— Start of Exercise material —

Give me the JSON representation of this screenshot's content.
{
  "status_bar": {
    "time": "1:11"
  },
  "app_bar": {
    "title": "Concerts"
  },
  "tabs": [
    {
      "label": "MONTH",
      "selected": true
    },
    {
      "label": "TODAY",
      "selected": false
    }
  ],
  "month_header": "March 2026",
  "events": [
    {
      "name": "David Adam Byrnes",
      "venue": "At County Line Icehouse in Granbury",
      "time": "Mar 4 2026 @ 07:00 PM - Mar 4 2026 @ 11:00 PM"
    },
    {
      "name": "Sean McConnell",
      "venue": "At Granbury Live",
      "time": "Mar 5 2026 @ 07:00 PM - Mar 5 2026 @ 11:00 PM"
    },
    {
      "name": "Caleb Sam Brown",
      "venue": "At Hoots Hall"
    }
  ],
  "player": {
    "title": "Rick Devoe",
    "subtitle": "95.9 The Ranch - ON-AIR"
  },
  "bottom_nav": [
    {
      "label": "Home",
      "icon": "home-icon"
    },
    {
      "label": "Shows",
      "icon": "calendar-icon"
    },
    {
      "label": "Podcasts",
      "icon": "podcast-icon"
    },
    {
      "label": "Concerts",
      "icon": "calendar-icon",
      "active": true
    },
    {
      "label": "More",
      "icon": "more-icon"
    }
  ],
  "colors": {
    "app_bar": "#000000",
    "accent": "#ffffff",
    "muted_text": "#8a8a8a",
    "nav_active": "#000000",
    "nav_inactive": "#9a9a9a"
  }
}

— End of Exercise material —

▶ The request:
Every line of the records above needs to be given again exactly.

▶ Response to the task:
Give me the JSON representation of this screenshot's content.
{
  "status_bar": {
    "time": "1:11"
  },
  "app_bar": {
    "title": "Concerts"
  },
  "tabs": [
    {
      "label": "MONTH",
      "selected": true
    },
    {
      "label": "TODAY",
      "selected": false
    }
  ],
  "month_header": "March 2026",
  "events": [
    {
      "name": "David Adam Byrnes",
      "venue": "At County Line Icehouse in Granbury",
      "time": "Mar 4 2026 @ 07:00 PM - Mar 4 2026 @ 11:00 PM"
    },
    {
      "name": "Sean McConnell",
      "venue": "At Granbury Live",
      "time": "Mar 5 2026 @ 07:00 PM - Mar 5 2026 @ 11:00 PM"
    },
    {
      "name": "Caleb Sam Brown",
      "venue": "At Hoots Hall"
    }
  ],
  "player": {
    "title": "Rick Devoe",
    "subtitle": "95.9 The Ranch - ON-AIR"
  },
  "bottom_nav": [
    {
      "label": "Home",
      "icon": "home-icon"
    },
    {
      "label": "Shows",
      "icon": "calendar-icon"
    },
    {
      "label": "Podcasts",
      "icon": "podcast-icon"
    },
    {
      "label": "Concerts",
      "icon": "calendar-icon",
      "active": true
    },
    {
      "label": "More",
      "icon": "more-icon"
    }
  ],
  "colors": {
    "app_bar": "#000000",
    "accent": "#ffffff",
    "muted_text": "#8a8a8a",
    "nav_active": "#000000",
    "nav_inactive": "#9a9a9a"
  }
}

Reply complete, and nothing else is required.